* **What to produce**
From the listing below, extract each line containing the string "loss".

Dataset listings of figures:
··········
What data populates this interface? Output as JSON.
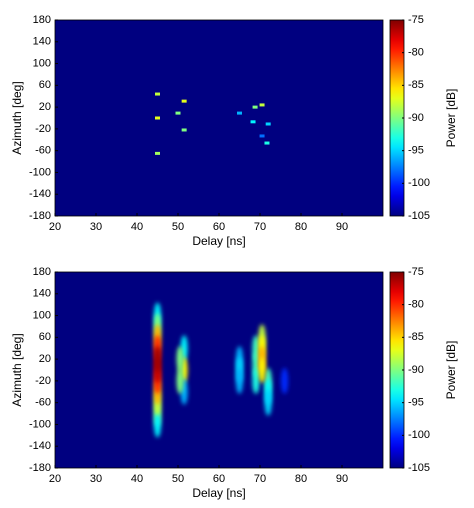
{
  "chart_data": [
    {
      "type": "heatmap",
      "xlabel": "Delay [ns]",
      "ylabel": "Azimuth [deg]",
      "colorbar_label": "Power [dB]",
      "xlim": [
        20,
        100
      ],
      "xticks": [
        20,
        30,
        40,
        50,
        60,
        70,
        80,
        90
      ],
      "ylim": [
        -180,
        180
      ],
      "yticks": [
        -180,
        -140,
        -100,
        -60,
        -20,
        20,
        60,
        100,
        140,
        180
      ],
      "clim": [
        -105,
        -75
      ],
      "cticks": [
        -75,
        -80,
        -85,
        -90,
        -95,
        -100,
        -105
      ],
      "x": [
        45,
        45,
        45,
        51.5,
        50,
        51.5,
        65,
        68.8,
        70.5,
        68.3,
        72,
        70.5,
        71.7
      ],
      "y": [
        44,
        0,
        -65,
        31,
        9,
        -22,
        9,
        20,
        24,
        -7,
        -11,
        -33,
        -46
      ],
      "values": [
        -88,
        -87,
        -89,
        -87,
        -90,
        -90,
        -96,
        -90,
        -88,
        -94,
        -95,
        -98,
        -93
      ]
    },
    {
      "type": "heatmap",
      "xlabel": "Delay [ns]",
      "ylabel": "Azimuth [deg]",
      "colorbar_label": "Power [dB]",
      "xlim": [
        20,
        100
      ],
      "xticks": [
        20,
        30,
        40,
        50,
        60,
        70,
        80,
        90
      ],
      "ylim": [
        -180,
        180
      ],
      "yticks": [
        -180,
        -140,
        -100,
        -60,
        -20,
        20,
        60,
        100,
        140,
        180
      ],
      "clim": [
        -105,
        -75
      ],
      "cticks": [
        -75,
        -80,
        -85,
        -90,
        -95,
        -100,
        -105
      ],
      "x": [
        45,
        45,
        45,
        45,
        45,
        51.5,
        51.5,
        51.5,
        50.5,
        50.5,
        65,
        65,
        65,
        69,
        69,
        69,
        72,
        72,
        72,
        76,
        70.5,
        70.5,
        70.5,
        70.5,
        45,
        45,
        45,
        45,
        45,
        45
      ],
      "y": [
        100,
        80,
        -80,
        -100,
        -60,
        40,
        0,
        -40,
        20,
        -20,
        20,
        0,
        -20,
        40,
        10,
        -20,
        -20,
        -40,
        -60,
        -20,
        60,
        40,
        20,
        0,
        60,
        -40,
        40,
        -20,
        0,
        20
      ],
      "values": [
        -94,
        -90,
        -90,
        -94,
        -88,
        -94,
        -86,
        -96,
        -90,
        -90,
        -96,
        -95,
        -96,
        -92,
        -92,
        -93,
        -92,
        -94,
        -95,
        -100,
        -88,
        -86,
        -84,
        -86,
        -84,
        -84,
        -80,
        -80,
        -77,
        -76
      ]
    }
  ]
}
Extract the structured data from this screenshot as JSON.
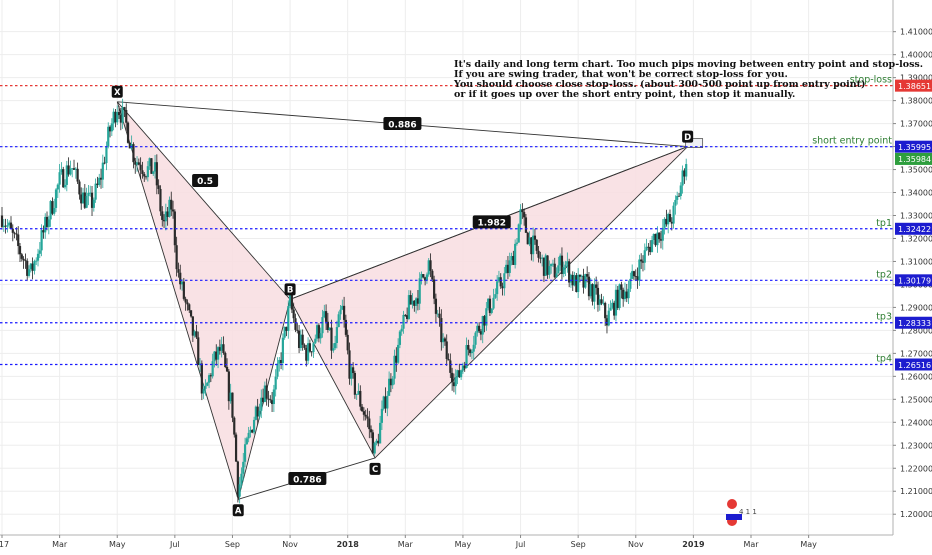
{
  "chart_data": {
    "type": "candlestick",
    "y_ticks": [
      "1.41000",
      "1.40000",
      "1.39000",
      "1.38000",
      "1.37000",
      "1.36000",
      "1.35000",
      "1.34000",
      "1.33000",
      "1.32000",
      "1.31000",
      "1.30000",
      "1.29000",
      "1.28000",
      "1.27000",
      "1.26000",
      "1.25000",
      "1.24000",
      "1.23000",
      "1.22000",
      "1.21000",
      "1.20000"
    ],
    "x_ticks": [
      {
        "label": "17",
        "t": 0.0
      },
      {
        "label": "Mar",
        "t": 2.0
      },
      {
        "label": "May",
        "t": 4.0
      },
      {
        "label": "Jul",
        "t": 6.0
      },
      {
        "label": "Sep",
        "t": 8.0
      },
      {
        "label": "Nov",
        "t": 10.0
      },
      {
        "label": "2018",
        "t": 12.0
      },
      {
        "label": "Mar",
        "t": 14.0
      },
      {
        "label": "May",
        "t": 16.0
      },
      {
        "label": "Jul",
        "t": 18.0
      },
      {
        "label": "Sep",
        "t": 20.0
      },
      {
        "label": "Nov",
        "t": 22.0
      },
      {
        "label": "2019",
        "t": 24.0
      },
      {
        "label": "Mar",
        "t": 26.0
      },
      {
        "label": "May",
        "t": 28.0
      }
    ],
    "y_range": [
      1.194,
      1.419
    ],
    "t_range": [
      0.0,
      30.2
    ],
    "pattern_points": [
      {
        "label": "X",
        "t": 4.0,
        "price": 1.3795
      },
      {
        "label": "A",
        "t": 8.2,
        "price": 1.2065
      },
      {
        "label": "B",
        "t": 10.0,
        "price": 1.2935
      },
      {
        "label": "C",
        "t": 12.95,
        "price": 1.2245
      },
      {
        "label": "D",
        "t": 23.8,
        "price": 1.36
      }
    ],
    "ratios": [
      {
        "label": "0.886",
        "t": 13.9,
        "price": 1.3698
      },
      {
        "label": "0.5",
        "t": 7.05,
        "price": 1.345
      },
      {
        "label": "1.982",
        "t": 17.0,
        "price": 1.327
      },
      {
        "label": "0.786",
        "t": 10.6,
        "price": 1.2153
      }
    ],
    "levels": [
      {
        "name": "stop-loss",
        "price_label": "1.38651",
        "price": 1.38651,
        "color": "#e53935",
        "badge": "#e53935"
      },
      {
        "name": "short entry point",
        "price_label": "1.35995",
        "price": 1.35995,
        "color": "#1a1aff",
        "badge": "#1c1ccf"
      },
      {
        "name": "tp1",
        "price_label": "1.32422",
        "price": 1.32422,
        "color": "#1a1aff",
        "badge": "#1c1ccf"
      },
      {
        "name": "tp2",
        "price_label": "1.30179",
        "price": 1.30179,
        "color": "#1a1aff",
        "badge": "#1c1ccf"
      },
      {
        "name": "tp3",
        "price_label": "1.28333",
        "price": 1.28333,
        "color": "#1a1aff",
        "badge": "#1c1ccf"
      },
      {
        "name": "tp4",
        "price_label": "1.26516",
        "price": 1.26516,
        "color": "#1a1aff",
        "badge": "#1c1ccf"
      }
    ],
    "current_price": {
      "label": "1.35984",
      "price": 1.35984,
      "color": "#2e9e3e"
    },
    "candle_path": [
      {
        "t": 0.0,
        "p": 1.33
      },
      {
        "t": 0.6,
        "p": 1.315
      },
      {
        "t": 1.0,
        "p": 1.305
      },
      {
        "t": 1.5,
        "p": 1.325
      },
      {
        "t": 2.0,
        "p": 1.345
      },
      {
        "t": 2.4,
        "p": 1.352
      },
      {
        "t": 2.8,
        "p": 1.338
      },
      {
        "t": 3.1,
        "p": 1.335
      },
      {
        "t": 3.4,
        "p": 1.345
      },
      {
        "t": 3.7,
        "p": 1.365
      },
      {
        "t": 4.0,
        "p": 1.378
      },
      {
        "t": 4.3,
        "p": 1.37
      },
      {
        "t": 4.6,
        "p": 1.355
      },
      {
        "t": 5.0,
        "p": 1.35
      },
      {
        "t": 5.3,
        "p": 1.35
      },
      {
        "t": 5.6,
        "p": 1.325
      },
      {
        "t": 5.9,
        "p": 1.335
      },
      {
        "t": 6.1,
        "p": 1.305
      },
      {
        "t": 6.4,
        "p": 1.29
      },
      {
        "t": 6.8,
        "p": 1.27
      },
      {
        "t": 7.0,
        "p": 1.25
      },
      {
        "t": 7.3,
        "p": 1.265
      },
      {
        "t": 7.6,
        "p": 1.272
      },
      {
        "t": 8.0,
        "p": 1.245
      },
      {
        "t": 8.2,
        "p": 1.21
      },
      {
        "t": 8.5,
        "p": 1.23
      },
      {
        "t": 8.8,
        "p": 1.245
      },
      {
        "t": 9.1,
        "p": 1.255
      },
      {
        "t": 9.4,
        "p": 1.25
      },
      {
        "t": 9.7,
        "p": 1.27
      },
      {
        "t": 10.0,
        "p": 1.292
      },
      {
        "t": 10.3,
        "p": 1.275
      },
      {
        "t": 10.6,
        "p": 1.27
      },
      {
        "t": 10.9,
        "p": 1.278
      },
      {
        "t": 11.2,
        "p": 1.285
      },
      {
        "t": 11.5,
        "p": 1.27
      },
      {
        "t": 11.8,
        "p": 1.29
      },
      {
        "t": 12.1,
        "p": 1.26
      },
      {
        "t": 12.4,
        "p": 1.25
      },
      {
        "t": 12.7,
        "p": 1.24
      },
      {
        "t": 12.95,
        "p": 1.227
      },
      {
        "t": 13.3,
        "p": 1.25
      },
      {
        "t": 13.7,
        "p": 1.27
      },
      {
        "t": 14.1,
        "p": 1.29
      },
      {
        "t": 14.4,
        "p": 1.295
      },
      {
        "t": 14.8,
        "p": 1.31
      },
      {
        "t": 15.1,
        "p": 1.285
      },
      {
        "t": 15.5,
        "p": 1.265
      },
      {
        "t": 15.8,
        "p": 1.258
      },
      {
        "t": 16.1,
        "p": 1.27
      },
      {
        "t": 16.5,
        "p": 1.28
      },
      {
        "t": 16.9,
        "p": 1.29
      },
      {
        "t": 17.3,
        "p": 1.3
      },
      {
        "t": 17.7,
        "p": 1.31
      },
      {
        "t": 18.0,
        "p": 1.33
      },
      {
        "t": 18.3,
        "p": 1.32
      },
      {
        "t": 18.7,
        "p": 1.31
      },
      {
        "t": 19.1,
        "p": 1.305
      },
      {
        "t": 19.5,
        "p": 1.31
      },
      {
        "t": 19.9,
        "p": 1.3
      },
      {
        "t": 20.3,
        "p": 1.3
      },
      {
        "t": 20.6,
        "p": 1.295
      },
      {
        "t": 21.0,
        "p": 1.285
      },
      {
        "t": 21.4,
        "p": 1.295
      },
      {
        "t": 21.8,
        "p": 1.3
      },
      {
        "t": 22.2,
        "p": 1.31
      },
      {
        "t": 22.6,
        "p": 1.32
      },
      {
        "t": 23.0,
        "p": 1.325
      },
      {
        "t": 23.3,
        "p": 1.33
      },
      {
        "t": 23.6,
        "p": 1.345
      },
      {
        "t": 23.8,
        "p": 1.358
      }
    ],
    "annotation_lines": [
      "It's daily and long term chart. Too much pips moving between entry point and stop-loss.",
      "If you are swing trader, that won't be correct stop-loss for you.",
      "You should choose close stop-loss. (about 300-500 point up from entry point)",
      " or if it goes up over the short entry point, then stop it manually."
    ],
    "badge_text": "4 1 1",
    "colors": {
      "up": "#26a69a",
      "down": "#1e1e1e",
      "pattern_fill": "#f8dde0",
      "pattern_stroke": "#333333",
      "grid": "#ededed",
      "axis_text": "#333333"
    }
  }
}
··········
* **Result of this exercise**
        "name": "stop-loss",
      "It's daily and long term chart. Too much pips moving between entry point and stop-loss.",
      "If you are swing trader, that won't be correct stop-loss for you.",
      "You should choose close stop-loss. (about 300-500 point up from entry point)",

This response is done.